▶ [TASK OBJECTIVE]
Please give the records below again in full, exactly, with the images left out.

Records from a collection

*** Begin section ***

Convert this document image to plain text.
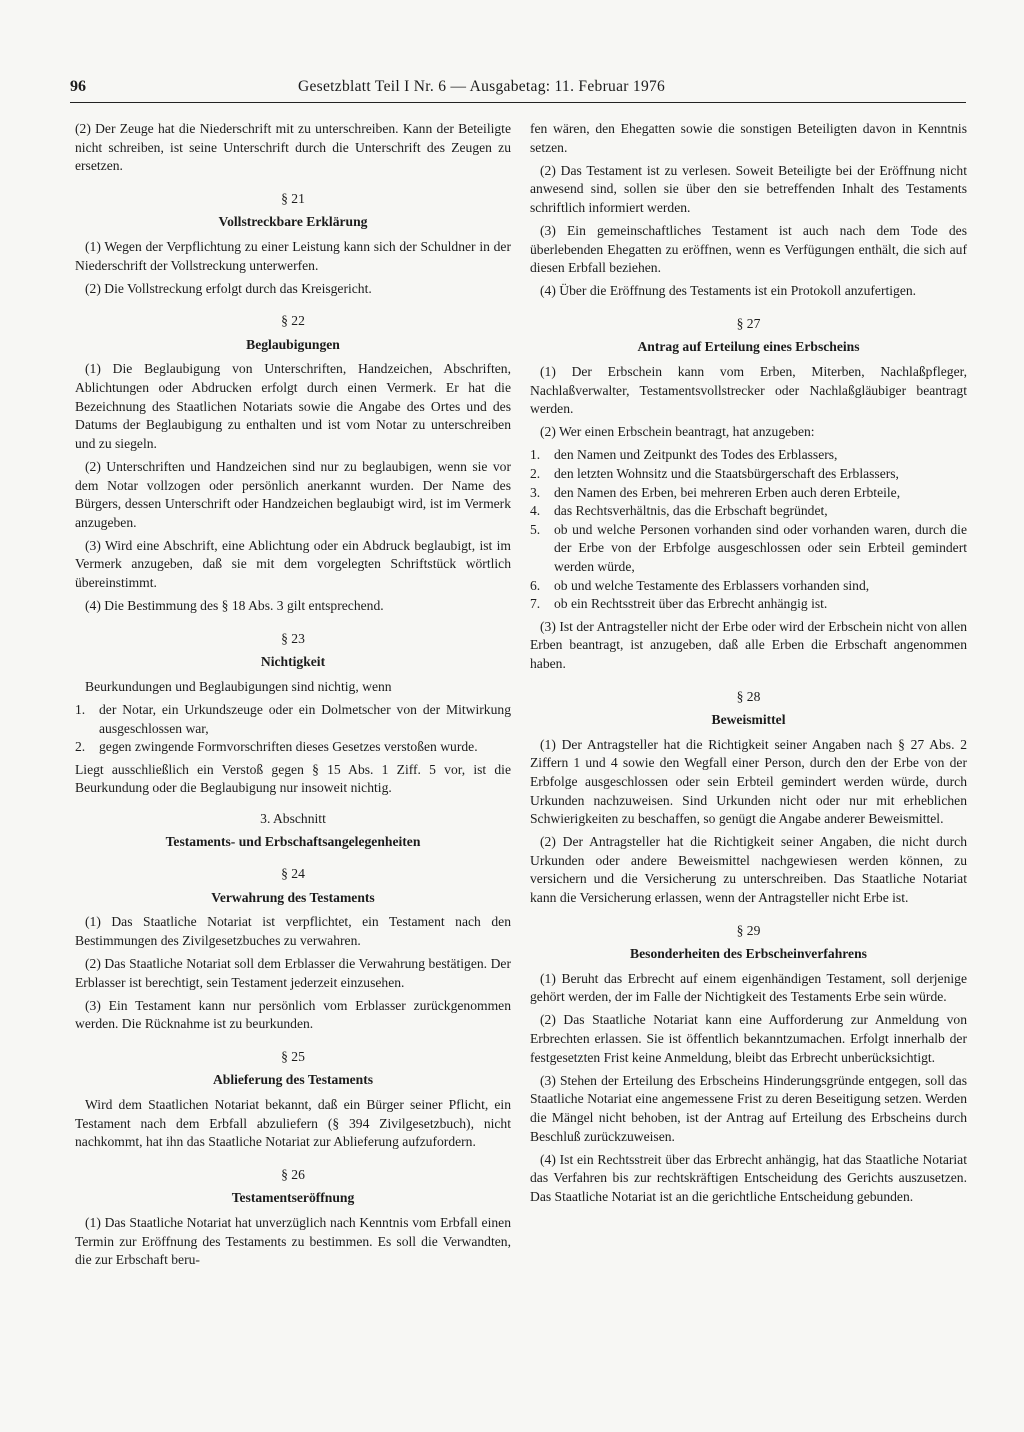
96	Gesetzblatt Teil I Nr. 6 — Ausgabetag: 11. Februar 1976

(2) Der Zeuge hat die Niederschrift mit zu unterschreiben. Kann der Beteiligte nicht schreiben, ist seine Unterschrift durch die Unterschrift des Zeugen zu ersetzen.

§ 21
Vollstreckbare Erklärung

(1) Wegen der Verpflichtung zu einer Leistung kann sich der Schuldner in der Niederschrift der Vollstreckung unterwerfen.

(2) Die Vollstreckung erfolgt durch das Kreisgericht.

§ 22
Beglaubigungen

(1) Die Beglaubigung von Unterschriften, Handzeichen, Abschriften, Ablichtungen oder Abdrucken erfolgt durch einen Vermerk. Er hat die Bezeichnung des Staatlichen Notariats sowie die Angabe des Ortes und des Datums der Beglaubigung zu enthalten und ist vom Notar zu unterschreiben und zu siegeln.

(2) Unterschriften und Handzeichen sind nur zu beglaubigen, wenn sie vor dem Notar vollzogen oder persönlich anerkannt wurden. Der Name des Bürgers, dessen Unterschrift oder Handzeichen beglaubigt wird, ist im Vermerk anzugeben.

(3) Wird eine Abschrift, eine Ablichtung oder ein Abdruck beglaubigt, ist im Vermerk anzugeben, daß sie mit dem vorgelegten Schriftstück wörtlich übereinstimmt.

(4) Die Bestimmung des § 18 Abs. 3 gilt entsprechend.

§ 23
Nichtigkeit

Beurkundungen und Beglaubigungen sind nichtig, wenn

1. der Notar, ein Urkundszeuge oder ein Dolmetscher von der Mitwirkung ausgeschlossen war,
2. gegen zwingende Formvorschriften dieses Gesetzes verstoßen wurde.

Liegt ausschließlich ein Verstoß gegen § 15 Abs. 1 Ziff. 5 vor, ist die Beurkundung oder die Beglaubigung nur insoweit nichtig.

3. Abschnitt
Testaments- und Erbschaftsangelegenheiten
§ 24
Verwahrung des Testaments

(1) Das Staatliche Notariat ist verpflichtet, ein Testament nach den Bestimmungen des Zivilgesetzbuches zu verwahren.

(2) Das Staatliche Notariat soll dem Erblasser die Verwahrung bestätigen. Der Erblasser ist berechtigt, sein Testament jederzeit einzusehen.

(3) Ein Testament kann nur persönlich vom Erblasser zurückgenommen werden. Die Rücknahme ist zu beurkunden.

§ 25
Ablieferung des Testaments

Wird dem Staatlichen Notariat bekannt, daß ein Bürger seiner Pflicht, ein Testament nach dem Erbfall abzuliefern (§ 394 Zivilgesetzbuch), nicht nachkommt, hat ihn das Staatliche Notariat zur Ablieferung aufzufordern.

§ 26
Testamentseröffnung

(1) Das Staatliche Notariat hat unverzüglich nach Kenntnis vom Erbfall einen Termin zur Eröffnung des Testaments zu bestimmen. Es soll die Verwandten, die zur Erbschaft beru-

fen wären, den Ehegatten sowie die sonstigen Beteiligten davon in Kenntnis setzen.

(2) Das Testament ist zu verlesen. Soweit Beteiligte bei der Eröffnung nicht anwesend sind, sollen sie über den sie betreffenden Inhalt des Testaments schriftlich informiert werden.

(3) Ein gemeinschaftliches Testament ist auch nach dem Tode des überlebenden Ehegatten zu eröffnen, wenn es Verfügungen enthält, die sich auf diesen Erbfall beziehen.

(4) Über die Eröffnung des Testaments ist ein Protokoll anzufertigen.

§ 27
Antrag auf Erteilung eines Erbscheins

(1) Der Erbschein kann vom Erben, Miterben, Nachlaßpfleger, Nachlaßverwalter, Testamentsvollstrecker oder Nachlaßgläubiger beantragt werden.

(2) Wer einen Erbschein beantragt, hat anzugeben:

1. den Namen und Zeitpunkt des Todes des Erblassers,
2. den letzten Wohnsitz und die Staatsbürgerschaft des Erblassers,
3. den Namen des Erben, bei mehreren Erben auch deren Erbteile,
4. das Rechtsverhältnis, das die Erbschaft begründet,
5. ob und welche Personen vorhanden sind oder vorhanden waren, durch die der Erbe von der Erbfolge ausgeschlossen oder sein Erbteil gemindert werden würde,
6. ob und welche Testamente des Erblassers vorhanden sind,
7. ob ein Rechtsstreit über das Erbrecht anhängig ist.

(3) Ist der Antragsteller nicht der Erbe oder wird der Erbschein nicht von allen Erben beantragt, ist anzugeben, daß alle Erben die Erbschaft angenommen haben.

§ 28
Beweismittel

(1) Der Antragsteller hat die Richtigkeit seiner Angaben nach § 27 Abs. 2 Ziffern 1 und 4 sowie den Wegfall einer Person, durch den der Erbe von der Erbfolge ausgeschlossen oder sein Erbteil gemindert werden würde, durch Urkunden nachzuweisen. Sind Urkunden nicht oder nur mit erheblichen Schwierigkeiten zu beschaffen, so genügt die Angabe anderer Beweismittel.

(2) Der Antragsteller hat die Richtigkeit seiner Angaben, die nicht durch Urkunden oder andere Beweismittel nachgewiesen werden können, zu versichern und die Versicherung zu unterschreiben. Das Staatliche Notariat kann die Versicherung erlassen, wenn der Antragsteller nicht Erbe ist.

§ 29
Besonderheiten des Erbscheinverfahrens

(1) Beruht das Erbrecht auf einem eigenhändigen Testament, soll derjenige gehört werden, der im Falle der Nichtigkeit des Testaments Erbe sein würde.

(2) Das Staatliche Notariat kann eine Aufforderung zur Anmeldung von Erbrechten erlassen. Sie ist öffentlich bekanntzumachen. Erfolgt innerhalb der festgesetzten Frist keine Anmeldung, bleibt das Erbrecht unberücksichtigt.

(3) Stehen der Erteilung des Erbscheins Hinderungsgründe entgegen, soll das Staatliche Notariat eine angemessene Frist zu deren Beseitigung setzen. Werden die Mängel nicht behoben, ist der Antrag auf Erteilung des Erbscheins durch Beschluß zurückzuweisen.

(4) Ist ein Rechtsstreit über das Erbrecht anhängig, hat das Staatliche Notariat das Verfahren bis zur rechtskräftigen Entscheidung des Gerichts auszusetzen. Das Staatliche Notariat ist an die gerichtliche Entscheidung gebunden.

*** End section ***

▶ [WORKED SOLUTION]
Convert this document image to plain text.
96	Gesetzblatt Teil I Nr. 6 — Ausgabetag: 11. Februar 1976

(2) Der Zeuge hat die Niederschrift mit zu unterschreiben. Kann der Beteiligte nicht schreiben, ist seine Unterschrift durch die Unterschrift des Zeugen zu ersetzen.

§ 21
Vollstreckbare Erklärung

(1) Wegen der Verpflichtung zu einer Leistung kann sich der Schuldner in der Niederschrift der Vollstreckung unterwerfen.

(2) Die Vollstreckung erfolgt durch das Kreisgericht.

§ 22
Beglaubigungen

(1) Die Beglaubigung von Unterschriften, Handzeichen, Abschriften, Ablichtungen oder Abdrucken erfolgt durch einen Vermerk. Er hat die Bezeichnung des Staatlichen Notariats sowie die Angabe des Ortes und des Datums der Beglaubigung zu enthalten und ist vom Notar zu unterschreiben und zu siegeln.

(2) Unterschriften und Handzeichen sind nur zu beglaubigen, wenn sie vor dem Notar vollzogen oder persönlich anerkannt wurden. Der Name des Bürgers, dessen Unterschrift oder Handzeichen beglaubigt wird, ist im Vermerk anzugeben.

(3) Wird eine Abschrift, eine Ablichtung oder ein Abdruck beglaubigt, ist im Vermerk anzugeben, daß sie mit dem vorgelegten Schriftstück wörtlich übereinstimmt.

(4) Die Bestimmung des § 18 Abs. 3 gilt entsprechend.

§ 23
Nichtigkeit

Beurkundungen und Beglaubigungen sind nichtig, wenn

1. der Notar, ein Urkundszeuge oder ein Dolmetscher von der Mitwirkung ausgeschlossen war,
2. gegen zwingende Formvorschriften dieses Gesetzes verstoßen wurde.

Liegt ausschließlich ein Verstoß gegen § 15 Abs. 1 Ziff. 5 vor, ist die Beurkundung oder die Beglaubigung nur insoweit nichtig.

3. Abschnitt
Testaments- und Erbschaftsangelegenheiten
§ 24
Verwahrung des Testaments

(1) Das Staatliche Notariat ist verpflichtet, ein Testament nach den Bestimmungen des Zivilgesetzbuches zu verwahren.

(2) Das Staatliche Notariat soll dem Erblasser die Verwahrung bestätigen. Der Erblasser ist berechtigt, sein Testament jederzeit einzusehen.

(3) Ein Testament kann nur persönlich vom Erblasser zurückgenommen werden. Die Rücknahme ist zu beurkunden.

§ 25
Ablieferung des Testaments

Wird dem Staatlichen Notariat bekannt, daß ein Bürger seiner Pflicht, ein Testament nach dem Erbfall abzuliefern (§ 394 Zivilgesetzbuch), nicht nachkommt, hat ihn das Staatliche Notariat zur Ablieferung aufzufordern.

§ 26
Testamentseröffnung

(1) Das Staatliche Notariat hat unverzüglich nach Kenntnis vom Erbfall einen Termin zur Eröffnung des Testaments zu bestimmen. Es soll die Verwandten, die zur Erbschaft beru-

fen wären, den Ehegatten sowie die sonstigen Beteiligten davon in Kenntnis setzen.

(2) Das Testament ist zu verlesen. Soweit Beteiligte bei der Eröffnung nicht anwesend sind, sollen sie über den sie betreffenden Inhalt des Testaments schriftlich informiert werden.

(3) Ein gemeinschaftliches Testament ist auch nach dem Tode des überlebenden Ehegatten zu eröffnen, wenn es Verfügungen enthält, die sich auf diesen Erbfall beziehen.

(4) Über die Eröffnung des Testaments ist ein Protokoll anzufertigen.

§ 27
Antrag auf Erteilung eines Erbscheins

(1) Der Erbschein kann vom Erben, Miterben, Nachlaßpfleger, Nachlaßverwalter, Testamentsvollstrecker oder Nachlaßgläubiger beantragt werden.

(2) Wer einen Erbschein beantragt, hat anzugeben:

1. den Namen und Zeitpunkt des Todes des Erblassers,
2. den letzten Wohnsitz und die Staatsbürgerschaft des Erblassers,
3. den Namen des Erben, bei mehreren Erben auch deren Erbteile,
4. das Rechtsverhältnis, das die Erbschaft begründet,
5. ob und welche Personen vorhanden sind oder vorhanden waren, durch die der Erbe von der Erbfolge ausgeschlossen oder sein Erbteil gemindert werden würde,
6. ob und welche Testamente des Erblassers vorhanden sind,
7. ob ein Rechtsstreit über das Erbrecht anhängig ist.

(3) Ist der Antragsteller nicht der Erbe oder wird der Erbschein nicht von allen Erben beantragt, ist anzugeben, daß alle Erben die Erbschaft angenommen haben.

§ 28
Beweismittel

(1) Der Antragsteller hat die Richtigkeit seiner Angaben nach § 27 Abs. 2 Ziffern 1 und 4 sowie den Wegfall einer Person, durch den der Erbe von der Erbfolge ausgeschlossen oder sein Erbteil gemindert werden würde, durch Urkunden nachzuweisen. Sind Urkunden nicht oder nur mit erheblichen Schwierigkeiten zu beschaffen, so genügt die Angabe anderer Beweismittel.

(2) Der Antragsteller hat die Richtigkeit seiner Angaben, die nicht durch Urkunden oder andere Beweismittel nachgewiesen werden können, zu versichern und die Versicherung zu unterschreiben. Das Staatliche Notariat kann die Versicherung erlassen, wenn der Antragsteller nicht Erbe ist.

§ 29
Besonderheiten des Erbscheinverfahrens

(1) Beruht das Erbrecht auf einem eigenhändigen Testament, soll derjenige gehört werden, der im Falle der Nichtigkeit des Testaments Erbe sein würde.

(2) Das Staatliche Notariat kann eine Aufforderung zur Anmeldung von Erbrechten erlassen. Sie ist öffentlich bekanntzumachen. Erfolgt innerhalb der festgesetzten Frist keine Anmeldung, bleibt das Erbrecht unberücksichtigt.

(3) Stehen der Erteilung des Erbscheins Hinderungsgründe entgegen, soll das Staatliche Notariat eine angemessene Frist zu deren Beseitigung setzen. Werden die Mängel nicht behoben, ist der Antrag auf Erteilung des Erbscheins durch Beschluß zurückzuweisen.

(4) Ist ein Rechtsstreit über das Erbrecht anhängig, hat das Staatliche Notariat das Verfahren bis zur rechtskräftigen Entscheidung des Gerichts auszusetzen. Das Staatliche Notariat ist an die gerichtliche Entscheidung gebunden.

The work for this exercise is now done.